Below are some records. Say how many of their lines contain the string "Чарлі", and give nothing but the number.

--- START MATERIAL PROVIDED ---

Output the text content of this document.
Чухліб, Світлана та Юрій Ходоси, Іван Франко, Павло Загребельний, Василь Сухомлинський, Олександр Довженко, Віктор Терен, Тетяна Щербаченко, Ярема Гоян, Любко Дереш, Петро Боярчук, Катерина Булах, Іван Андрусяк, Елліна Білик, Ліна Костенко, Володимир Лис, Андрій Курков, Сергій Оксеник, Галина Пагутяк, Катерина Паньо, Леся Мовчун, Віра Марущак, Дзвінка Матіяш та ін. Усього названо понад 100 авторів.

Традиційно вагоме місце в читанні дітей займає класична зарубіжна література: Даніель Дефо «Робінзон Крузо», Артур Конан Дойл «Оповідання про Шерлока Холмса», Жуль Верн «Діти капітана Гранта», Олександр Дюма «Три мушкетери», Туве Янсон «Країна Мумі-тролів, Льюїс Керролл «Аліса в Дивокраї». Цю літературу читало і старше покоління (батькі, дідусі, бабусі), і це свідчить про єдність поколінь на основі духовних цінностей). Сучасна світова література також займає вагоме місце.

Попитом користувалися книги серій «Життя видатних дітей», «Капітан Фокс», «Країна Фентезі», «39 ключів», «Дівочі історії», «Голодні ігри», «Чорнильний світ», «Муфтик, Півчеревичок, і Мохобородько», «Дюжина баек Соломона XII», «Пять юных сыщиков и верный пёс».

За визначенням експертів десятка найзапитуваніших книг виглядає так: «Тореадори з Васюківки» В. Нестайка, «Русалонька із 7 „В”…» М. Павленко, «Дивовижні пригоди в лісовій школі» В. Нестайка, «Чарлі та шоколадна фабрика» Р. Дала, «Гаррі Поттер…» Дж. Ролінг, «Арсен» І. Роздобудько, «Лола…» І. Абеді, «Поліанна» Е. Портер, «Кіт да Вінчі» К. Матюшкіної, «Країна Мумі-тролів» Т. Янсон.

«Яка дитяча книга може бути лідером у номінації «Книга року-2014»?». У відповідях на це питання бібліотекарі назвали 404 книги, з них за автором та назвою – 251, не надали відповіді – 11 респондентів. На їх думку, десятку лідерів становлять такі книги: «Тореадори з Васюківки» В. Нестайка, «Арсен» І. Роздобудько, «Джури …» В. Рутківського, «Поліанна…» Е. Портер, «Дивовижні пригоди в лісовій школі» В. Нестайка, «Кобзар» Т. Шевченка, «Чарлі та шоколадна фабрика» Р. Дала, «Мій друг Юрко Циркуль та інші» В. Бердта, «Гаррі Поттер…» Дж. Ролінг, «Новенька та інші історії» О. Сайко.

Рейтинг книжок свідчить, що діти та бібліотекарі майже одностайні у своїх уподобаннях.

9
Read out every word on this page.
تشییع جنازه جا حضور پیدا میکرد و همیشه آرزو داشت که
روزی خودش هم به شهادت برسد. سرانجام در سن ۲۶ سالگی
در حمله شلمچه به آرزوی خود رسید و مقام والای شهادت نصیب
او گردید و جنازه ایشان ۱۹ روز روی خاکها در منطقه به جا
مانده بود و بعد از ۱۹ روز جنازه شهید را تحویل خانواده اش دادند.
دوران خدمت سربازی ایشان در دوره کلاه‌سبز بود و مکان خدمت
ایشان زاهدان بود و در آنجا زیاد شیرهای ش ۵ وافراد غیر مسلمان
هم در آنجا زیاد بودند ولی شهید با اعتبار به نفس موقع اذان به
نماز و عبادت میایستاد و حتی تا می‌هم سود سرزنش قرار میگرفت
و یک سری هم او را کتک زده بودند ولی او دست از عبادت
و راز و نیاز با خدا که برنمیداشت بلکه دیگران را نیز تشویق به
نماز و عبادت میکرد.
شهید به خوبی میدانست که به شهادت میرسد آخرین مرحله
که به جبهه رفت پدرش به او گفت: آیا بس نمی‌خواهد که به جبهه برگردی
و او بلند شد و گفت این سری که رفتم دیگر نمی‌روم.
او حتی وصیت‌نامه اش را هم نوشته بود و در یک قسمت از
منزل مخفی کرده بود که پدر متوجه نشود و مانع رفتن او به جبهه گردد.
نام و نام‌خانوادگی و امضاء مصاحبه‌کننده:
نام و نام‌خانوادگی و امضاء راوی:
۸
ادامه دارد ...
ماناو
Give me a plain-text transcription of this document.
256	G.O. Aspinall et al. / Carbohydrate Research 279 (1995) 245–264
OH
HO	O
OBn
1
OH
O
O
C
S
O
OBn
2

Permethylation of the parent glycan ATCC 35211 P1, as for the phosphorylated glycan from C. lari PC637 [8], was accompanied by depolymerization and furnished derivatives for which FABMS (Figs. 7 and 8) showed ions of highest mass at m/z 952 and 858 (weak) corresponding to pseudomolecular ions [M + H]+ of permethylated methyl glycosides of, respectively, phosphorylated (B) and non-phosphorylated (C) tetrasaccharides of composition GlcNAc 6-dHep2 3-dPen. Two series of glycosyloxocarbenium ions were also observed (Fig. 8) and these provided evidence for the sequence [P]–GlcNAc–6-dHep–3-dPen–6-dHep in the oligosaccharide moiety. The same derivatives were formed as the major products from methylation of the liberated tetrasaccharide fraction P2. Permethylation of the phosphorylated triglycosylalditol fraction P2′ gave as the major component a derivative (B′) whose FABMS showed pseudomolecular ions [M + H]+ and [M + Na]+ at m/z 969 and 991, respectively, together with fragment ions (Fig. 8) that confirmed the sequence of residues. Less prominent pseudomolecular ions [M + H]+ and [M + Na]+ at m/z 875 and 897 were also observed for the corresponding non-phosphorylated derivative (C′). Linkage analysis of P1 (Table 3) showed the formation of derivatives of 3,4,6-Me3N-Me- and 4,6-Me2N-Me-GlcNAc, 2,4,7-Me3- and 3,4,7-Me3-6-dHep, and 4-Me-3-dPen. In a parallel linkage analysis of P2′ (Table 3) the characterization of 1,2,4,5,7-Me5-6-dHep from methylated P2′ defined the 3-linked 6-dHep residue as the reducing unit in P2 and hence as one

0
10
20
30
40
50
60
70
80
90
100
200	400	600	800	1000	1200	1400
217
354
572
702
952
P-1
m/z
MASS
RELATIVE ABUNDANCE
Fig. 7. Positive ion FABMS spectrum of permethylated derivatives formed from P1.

--- END MATERIAL PROVIDED ---

• _RESPONSE TO THE TASK_: 2